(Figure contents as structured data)

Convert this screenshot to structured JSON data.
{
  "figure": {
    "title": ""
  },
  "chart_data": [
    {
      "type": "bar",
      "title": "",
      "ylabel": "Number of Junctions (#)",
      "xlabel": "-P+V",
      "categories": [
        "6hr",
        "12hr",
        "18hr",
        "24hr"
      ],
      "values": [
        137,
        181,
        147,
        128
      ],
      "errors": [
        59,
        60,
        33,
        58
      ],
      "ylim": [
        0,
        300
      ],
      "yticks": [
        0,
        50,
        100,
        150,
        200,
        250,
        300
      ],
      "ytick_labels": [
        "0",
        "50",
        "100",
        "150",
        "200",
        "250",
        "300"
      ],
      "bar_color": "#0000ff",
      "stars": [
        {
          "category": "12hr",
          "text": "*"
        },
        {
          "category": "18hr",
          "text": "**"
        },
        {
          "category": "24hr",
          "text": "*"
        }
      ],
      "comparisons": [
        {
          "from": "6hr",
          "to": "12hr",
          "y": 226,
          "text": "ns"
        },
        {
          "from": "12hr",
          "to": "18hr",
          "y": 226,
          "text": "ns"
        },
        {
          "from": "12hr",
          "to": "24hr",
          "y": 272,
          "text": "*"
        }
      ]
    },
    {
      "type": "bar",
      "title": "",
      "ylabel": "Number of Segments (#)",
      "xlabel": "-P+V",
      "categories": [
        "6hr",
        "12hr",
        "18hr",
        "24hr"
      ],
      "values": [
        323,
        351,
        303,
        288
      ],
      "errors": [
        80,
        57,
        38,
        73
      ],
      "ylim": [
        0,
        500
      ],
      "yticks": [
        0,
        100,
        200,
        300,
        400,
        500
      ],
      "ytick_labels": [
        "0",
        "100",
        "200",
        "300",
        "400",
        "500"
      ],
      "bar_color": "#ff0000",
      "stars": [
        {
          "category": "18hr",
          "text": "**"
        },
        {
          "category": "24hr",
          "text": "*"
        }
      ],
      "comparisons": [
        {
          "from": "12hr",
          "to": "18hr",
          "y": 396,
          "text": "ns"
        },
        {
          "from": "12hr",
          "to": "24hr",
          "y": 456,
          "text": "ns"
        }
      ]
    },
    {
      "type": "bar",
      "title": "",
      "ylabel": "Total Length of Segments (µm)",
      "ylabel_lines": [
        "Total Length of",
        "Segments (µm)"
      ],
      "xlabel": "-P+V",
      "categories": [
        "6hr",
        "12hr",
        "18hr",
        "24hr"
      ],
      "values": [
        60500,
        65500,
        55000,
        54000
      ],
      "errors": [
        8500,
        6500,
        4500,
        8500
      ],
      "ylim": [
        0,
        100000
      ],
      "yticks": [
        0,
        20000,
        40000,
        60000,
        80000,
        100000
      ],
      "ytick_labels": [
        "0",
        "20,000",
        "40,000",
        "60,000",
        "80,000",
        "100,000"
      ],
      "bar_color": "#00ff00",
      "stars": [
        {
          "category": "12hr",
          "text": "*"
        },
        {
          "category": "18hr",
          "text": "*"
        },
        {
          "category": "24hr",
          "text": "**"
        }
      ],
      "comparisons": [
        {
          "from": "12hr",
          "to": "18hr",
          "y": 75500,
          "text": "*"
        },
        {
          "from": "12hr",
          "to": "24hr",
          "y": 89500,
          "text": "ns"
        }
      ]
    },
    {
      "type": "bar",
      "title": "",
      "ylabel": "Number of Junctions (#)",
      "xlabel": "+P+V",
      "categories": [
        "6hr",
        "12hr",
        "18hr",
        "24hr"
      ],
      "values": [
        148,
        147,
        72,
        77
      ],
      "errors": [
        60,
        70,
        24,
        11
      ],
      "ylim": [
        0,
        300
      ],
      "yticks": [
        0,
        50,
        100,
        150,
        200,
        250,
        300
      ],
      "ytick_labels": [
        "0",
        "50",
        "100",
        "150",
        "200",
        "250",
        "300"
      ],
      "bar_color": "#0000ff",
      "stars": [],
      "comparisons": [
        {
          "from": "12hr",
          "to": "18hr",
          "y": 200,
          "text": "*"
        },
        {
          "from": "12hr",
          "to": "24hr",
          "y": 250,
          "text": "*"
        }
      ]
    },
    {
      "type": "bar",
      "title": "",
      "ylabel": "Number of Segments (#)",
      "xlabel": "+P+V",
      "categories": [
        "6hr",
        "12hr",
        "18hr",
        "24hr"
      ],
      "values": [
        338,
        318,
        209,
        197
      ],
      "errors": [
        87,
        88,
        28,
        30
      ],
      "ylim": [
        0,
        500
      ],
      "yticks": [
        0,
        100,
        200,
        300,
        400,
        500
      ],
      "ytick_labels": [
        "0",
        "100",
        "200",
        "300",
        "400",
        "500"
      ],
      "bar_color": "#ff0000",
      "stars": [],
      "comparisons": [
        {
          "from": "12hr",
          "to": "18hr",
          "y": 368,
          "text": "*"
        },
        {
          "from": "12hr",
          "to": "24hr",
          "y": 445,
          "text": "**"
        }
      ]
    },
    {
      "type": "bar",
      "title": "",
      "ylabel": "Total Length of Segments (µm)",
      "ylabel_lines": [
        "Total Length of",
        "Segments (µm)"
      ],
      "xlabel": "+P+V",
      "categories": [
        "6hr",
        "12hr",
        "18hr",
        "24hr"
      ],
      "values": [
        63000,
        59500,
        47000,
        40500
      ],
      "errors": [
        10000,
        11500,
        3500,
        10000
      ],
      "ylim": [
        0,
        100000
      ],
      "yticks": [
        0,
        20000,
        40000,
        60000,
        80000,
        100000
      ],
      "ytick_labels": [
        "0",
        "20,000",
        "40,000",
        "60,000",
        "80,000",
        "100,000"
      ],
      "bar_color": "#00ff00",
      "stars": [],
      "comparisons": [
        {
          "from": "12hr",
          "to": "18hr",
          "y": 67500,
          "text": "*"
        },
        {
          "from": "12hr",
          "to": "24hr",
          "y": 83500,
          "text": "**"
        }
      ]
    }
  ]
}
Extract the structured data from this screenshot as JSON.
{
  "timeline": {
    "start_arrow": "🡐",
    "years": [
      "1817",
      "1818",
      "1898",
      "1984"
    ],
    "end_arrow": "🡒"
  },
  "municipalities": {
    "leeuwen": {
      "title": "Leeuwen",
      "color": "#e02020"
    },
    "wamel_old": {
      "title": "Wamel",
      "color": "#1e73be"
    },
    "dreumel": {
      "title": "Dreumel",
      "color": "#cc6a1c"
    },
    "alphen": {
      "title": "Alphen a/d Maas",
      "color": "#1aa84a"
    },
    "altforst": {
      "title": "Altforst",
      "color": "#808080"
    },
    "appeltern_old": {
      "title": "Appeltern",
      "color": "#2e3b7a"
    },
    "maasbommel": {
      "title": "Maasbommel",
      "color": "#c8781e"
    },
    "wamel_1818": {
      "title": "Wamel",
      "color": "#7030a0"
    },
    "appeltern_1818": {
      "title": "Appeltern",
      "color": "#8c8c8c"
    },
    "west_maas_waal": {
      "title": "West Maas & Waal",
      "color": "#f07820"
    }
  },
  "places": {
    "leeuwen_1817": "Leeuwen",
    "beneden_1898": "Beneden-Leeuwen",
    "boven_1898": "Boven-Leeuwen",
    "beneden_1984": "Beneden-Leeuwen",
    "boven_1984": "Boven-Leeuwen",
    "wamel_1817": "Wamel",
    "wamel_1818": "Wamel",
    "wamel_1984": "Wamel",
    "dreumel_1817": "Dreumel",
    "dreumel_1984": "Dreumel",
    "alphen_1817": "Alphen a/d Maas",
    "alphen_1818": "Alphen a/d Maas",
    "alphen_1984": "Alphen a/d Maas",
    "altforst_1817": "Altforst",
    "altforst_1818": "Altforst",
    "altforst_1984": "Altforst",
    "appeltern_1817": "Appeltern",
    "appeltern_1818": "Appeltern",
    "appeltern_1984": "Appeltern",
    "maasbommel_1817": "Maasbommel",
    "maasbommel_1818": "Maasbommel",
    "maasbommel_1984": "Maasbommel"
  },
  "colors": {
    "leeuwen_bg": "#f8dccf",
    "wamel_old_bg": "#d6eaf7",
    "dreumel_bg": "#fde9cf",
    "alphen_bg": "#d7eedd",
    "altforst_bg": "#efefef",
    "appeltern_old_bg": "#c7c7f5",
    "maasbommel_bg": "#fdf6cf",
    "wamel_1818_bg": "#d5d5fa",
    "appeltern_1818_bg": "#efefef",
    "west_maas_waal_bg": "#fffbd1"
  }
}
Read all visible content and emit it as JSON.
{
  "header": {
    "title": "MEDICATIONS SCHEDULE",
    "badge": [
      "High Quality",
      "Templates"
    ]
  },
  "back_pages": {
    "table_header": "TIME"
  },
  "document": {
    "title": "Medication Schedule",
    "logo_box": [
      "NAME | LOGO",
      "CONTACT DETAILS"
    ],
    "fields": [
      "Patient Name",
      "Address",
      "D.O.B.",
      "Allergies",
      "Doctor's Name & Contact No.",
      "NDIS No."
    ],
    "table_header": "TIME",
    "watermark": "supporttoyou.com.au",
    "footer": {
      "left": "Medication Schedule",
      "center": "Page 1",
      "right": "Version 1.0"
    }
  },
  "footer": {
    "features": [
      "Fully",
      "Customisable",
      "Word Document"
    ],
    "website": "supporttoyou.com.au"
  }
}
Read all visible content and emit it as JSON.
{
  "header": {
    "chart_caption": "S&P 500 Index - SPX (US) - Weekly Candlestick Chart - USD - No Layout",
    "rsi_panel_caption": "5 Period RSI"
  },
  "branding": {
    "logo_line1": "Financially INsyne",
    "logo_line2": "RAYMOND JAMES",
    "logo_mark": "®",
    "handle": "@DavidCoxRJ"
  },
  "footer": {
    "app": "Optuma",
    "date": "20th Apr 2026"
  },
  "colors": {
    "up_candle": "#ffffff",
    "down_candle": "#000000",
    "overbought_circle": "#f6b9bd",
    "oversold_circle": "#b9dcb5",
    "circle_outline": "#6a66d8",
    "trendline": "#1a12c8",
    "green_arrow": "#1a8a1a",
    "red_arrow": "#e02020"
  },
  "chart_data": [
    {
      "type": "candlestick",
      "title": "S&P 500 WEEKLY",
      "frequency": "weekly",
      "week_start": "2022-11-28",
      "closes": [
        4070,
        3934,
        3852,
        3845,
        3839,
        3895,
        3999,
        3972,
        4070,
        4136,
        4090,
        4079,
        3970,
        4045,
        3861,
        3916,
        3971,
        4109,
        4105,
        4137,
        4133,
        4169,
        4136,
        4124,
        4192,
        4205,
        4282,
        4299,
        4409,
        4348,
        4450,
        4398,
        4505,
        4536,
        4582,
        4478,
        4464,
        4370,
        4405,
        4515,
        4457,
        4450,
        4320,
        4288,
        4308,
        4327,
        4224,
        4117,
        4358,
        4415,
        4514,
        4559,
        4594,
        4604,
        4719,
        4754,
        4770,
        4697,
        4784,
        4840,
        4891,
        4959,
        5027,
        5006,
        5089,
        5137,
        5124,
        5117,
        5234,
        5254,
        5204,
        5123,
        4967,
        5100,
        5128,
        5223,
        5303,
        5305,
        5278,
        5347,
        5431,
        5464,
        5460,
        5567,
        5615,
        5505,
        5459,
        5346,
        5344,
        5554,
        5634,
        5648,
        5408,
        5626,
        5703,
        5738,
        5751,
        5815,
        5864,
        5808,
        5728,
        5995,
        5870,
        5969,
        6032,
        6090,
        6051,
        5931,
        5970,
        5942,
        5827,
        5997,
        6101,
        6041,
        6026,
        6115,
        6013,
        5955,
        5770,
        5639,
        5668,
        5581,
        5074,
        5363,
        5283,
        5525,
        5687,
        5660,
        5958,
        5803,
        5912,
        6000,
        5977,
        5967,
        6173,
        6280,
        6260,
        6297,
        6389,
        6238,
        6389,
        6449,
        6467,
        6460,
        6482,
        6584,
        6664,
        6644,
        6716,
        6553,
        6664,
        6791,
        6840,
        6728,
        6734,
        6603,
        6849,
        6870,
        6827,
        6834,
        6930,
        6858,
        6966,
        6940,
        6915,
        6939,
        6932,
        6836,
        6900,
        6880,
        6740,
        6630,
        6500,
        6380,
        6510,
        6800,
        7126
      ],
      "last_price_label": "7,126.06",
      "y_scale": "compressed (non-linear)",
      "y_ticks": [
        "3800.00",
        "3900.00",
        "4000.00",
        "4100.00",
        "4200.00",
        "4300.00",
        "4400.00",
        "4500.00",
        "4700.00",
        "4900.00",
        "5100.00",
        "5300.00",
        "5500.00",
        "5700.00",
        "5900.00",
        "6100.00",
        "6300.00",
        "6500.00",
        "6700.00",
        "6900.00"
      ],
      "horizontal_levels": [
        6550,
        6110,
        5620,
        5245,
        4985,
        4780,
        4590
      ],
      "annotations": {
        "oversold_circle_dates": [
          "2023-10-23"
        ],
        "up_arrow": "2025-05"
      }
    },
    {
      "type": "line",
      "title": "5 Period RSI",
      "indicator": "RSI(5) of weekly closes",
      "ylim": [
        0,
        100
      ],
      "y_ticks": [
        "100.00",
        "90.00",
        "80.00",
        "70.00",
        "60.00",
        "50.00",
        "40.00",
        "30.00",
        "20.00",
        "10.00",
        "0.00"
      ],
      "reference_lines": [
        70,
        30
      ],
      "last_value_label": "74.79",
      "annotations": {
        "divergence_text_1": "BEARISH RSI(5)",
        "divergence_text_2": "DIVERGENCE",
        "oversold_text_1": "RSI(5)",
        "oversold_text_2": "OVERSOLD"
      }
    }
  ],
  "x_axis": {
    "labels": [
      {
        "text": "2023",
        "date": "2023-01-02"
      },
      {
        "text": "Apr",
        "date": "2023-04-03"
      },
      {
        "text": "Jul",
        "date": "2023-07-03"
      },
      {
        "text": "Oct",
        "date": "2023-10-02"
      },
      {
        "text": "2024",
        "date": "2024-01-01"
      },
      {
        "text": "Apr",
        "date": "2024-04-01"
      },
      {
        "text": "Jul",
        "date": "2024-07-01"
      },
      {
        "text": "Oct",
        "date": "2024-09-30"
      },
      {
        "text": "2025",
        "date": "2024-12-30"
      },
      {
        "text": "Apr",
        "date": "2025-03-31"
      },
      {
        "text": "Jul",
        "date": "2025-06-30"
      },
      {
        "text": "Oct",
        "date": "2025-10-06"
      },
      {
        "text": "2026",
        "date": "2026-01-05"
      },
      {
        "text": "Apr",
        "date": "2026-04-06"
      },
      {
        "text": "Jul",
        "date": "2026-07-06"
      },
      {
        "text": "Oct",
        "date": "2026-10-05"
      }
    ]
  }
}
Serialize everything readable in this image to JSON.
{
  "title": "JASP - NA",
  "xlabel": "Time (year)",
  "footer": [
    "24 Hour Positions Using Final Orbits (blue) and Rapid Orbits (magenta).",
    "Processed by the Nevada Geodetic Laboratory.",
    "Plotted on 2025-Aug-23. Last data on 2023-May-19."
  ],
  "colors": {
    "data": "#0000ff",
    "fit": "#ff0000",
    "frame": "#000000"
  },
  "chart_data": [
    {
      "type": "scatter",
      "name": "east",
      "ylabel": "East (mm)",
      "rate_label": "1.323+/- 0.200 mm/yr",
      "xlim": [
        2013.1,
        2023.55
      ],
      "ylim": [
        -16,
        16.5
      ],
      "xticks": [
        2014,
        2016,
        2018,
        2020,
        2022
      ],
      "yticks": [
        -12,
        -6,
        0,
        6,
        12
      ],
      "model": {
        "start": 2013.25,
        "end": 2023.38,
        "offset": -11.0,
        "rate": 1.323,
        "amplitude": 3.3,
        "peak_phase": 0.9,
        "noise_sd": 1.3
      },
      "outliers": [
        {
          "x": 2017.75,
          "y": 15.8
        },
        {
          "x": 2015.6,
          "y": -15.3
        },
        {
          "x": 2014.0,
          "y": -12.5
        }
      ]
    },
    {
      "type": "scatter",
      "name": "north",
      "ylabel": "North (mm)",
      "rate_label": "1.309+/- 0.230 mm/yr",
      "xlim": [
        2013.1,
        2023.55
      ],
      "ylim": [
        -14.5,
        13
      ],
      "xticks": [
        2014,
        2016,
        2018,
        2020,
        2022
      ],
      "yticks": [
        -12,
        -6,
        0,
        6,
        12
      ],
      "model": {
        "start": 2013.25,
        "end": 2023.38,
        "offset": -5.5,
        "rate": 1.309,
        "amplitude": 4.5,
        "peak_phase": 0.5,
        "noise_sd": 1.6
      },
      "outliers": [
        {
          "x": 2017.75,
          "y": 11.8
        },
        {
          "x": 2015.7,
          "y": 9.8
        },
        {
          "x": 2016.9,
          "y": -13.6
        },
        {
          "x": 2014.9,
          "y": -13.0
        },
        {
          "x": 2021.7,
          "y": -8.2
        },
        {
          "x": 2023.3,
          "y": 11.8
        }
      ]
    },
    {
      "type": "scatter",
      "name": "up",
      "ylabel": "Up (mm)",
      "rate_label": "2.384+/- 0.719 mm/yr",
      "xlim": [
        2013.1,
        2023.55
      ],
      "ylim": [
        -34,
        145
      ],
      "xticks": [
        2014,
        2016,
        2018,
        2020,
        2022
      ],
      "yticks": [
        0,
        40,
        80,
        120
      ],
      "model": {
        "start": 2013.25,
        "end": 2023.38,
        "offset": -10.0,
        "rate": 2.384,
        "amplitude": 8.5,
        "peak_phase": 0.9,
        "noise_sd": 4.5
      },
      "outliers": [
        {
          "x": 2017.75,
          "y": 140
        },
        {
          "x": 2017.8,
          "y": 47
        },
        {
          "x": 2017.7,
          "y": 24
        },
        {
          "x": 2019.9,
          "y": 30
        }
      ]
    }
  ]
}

Goal: Collect each line containing the string "Boven".

Exercise response:
    "boven_1898": "Boven-Leeuwen",
    "boven_1984": "Boven-Leeuwen",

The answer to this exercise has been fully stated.